Job
Copy out each line that includes the word "image".

Material provided
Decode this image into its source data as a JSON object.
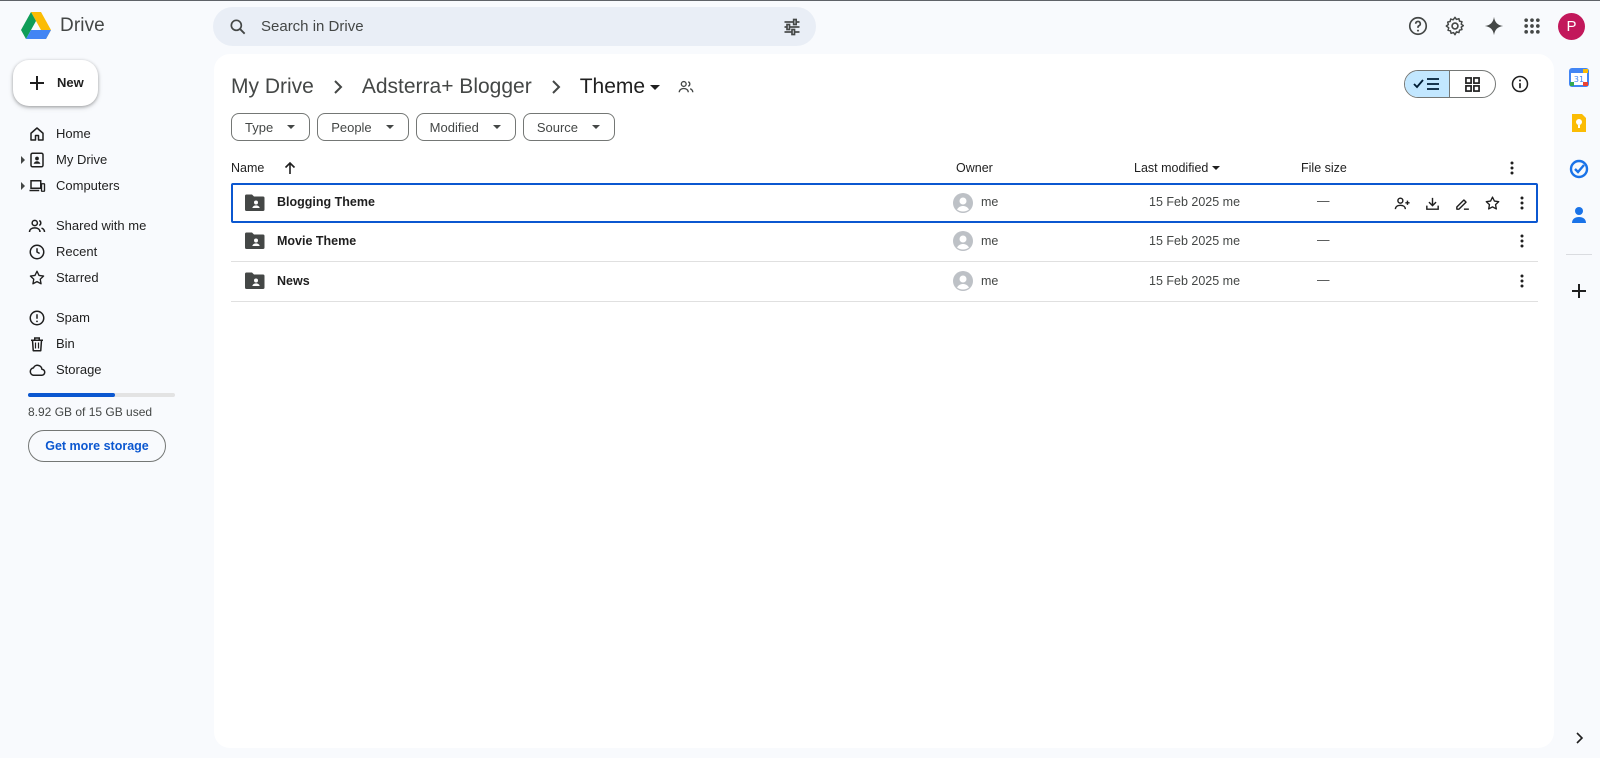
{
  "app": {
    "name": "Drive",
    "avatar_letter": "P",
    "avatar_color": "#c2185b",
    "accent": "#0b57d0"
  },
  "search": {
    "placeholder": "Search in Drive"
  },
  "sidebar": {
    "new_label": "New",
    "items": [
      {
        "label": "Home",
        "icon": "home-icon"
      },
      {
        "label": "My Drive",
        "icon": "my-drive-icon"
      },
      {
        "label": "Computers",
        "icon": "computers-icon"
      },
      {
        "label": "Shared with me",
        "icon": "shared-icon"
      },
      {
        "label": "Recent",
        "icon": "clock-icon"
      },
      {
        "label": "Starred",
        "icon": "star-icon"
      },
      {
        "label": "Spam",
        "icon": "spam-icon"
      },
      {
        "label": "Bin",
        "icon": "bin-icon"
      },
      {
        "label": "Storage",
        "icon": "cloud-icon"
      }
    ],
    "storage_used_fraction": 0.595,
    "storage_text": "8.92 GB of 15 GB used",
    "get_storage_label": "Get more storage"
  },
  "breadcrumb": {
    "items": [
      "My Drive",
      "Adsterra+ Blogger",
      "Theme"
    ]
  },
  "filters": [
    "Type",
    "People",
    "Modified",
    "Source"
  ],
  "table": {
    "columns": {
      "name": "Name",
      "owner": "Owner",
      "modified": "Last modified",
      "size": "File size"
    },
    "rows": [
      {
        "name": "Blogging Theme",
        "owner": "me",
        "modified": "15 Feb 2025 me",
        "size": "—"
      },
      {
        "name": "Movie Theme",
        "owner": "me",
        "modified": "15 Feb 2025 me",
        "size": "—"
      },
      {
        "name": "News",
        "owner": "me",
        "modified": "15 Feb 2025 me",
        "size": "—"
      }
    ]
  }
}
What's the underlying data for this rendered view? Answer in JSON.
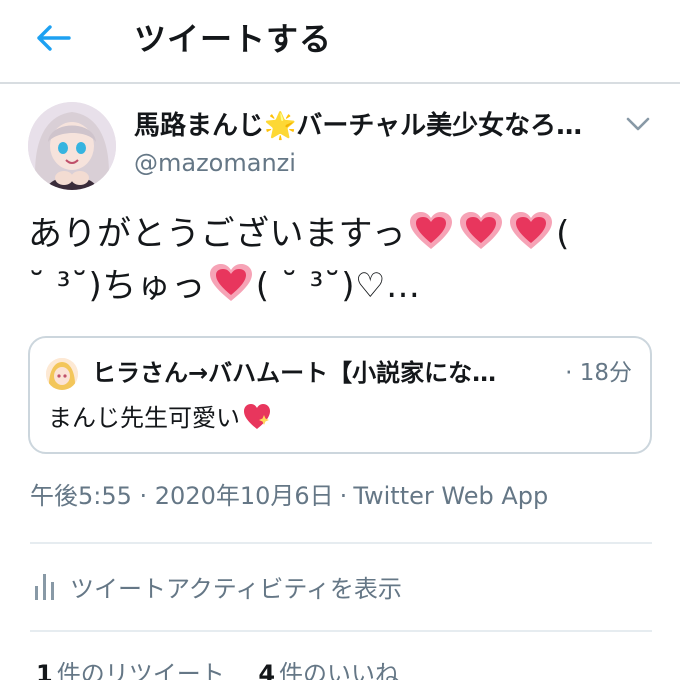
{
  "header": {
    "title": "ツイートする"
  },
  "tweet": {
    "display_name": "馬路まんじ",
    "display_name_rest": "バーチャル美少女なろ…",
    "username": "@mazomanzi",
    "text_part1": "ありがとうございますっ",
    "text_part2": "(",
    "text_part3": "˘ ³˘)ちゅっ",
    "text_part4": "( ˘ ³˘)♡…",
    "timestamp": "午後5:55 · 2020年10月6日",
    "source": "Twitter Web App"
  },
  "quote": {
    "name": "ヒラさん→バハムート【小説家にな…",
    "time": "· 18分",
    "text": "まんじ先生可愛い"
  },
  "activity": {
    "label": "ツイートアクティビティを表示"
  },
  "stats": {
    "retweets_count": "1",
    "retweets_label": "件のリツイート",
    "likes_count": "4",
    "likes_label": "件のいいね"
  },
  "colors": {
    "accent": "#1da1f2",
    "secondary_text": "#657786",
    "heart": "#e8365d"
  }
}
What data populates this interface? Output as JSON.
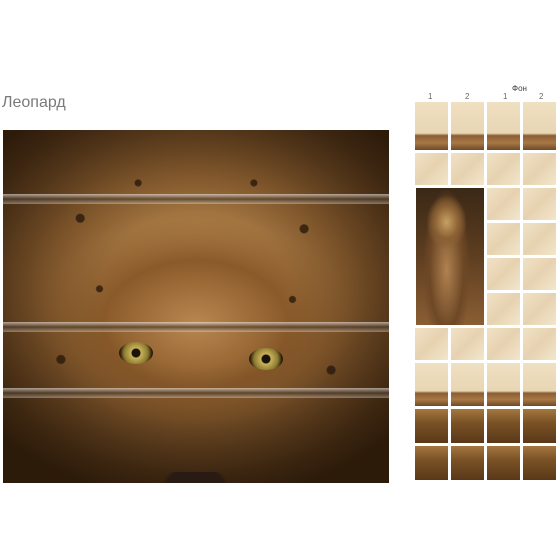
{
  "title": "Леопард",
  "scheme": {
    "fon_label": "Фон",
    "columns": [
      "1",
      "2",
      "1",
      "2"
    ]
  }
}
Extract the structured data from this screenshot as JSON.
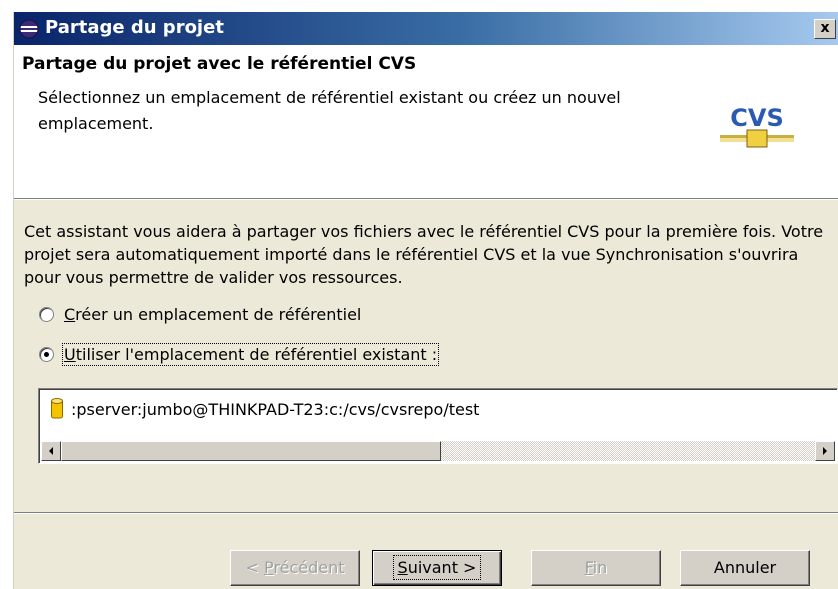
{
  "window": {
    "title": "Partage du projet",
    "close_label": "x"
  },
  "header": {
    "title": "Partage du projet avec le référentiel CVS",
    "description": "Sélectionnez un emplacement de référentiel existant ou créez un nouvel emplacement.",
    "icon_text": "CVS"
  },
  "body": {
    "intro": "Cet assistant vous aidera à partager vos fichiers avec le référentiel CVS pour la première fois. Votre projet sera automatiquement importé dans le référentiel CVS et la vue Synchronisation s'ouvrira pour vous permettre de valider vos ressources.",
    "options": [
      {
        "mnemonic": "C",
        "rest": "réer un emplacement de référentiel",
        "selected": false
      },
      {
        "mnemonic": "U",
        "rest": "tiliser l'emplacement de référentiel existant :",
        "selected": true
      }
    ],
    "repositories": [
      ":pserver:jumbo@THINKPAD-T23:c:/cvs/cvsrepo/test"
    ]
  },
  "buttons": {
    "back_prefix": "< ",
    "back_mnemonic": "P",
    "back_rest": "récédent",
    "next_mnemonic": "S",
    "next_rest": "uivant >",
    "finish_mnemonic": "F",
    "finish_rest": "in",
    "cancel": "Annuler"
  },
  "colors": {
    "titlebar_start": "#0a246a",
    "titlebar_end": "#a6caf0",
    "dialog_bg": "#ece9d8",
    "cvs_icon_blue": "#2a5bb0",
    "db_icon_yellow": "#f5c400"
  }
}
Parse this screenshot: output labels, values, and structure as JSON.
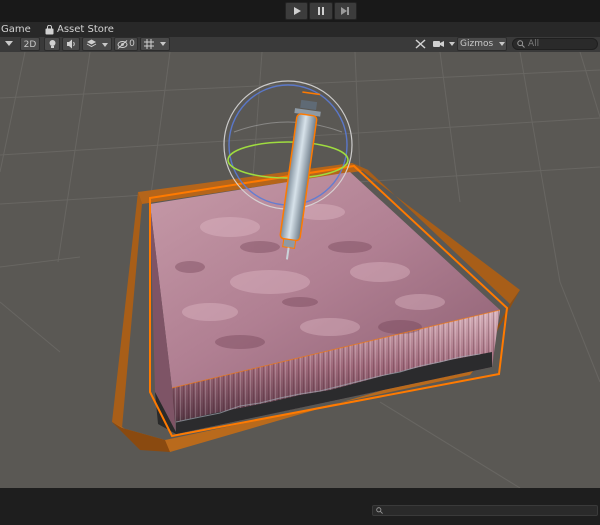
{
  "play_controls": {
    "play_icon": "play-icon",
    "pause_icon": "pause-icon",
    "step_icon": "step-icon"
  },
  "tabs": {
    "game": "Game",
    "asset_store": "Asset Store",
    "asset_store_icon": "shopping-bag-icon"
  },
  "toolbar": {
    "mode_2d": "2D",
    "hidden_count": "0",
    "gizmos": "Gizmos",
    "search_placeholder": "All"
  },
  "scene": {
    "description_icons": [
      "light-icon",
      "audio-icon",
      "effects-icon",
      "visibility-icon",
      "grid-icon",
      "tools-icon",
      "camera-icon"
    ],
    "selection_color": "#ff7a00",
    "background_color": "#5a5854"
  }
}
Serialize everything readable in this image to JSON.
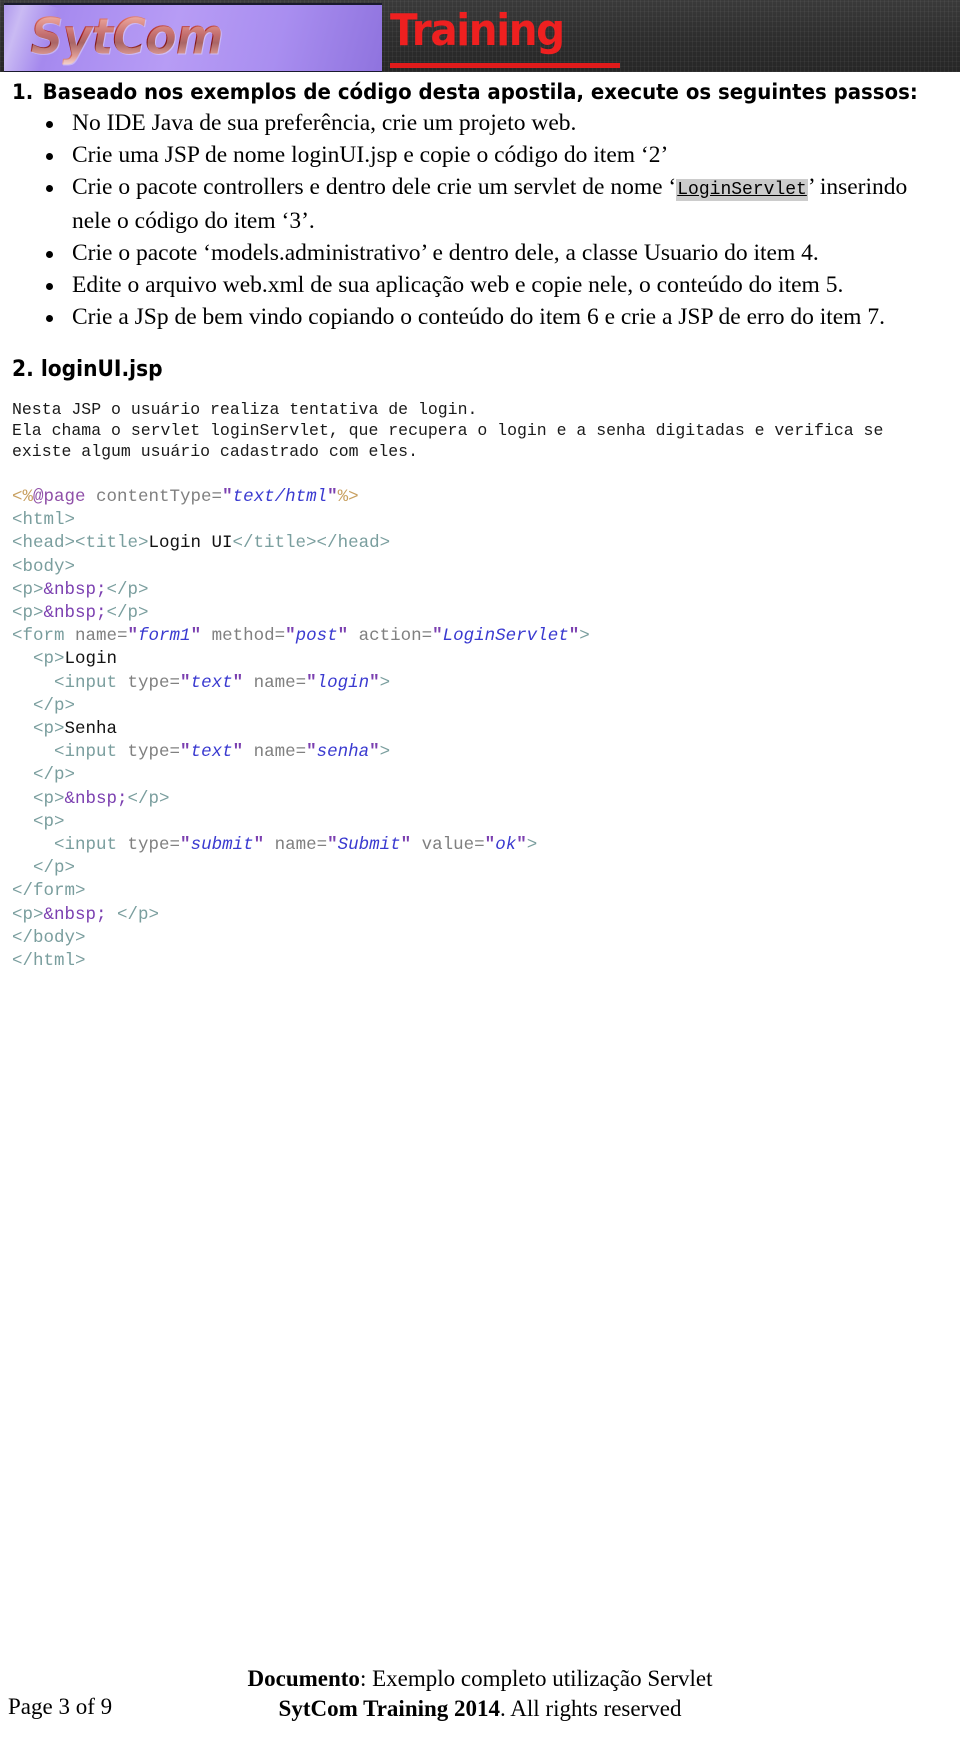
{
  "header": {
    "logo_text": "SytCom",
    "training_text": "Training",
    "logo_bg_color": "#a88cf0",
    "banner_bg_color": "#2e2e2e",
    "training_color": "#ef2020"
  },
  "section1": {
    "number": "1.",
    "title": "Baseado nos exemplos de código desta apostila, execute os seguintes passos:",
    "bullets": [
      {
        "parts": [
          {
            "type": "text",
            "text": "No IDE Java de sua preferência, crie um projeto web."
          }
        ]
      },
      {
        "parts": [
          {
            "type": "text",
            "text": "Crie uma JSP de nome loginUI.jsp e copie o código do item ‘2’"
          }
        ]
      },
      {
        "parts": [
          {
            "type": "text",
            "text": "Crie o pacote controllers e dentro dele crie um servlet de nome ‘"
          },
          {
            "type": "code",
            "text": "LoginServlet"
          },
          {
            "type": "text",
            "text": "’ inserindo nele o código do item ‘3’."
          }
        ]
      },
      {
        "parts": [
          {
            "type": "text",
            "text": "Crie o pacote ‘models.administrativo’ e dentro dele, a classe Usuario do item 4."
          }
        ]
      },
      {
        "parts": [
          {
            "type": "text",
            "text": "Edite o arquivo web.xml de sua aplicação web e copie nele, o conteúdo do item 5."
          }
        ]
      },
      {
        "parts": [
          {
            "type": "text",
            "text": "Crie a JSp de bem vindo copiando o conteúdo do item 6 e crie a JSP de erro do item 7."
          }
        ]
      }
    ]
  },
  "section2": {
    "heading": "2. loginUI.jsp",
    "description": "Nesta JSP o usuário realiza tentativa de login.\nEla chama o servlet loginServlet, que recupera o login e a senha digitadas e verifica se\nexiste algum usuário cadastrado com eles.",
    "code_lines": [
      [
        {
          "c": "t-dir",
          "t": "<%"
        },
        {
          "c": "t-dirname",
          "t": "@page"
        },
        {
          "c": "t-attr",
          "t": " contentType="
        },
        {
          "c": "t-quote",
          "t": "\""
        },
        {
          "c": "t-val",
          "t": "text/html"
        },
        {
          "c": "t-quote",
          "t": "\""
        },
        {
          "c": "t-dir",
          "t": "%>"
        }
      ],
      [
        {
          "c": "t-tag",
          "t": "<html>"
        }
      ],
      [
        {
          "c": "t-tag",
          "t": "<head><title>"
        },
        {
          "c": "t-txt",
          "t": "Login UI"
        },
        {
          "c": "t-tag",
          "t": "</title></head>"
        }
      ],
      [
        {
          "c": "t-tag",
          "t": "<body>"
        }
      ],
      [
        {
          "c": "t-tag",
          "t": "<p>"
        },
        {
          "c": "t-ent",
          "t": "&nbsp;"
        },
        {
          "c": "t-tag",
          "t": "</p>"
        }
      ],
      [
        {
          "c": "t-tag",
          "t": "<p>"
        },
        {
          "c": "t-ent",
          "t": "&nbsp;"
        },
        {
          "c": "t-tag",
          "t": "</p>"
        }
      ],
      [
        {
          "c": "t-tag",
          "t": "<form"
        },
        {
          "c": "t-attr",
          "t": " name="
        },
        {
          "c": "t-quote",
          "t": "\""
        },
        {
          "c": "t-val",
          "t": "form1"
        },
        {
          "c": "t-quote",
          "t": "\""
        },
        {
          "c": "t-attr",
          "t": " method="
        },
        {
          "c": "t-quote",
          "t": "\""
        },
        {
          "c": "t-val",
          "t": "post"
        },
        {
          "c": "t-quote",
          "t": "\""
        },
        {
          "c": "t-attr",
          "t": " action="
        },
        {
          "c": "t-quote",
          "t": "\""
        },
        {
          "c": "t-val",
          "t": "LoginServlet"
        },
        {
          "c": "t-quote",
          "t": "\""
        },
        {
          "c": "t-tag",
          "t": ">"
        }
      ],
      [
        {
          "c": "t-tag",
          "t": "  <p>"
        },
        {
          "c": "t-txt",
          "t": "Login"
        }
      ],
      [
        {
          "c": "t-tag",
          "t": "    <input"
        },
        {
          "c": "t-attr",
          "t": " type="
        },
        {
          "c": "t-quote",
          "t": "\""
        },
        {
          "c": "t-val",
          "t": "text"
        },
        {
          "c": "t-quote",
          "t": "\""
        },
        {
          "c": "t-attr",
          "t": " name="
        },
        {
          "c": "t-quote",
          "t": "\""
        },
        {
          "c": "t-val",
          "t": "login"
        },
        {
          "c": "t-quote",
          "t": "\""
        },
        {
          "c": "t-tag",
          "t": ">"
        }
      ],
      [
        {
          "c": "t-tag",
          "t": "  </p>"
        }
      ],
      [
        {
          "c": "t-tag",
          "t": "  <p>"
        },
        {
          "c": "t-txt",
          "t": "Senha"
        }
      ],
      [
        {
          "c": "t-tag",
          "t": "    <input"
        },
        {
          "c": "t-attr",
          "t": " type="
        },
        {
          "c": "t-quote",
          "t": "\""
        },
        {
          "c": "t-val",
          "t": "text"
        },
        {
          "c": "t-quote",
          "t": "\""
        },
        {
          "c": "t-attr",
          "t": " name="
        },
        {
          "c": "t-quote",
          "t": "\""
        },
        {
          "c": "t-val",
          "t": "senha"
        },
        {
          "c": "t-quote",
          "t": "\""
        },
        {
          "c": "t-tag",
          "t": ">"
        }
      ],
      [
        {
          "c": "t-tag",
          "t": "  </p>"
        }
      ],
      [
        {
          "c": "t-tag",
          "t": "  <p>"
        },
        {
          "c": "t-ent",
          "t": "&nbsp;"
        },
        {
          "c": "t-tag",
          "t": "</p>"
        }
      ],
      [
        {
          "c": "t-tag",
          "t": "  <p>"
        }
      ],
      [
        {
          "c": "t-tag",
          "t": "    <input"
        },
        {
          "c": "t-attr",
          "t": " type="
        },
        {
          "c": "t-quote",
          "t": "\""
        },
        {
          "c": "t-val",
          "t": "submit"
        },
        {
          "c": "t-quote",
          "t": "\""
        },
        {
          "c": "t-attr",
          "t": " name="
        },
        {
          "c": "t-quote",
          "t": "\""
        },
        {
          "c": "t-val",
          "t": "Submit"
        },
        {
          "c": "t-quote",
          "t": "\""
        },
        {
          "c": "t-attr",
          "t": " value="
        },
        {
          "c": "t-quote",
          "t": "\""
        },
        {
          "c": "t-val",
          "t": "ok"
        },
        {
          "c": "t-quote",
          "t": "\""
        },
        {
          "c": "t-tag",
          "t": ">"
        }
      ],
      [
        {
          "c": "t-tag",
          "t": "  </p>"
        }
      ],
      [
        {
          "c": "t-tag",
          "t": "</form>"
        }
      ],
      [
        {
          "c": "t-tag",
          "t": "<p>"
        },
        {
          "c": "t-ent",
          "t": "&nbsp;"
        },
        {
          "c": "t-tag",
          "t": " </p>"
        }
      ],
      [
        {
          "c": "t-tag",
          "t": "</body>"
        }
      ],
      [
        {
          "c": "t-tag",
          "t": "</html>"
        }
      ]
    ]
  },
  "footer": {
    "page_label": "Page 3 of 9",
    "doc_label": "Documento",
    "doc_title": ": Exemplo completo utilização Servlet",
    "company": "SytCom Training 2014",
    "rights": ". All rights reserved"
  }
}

Exercise result
Decode this image into its source data as a JSON object.
Serialize everything readable in this image to JSON.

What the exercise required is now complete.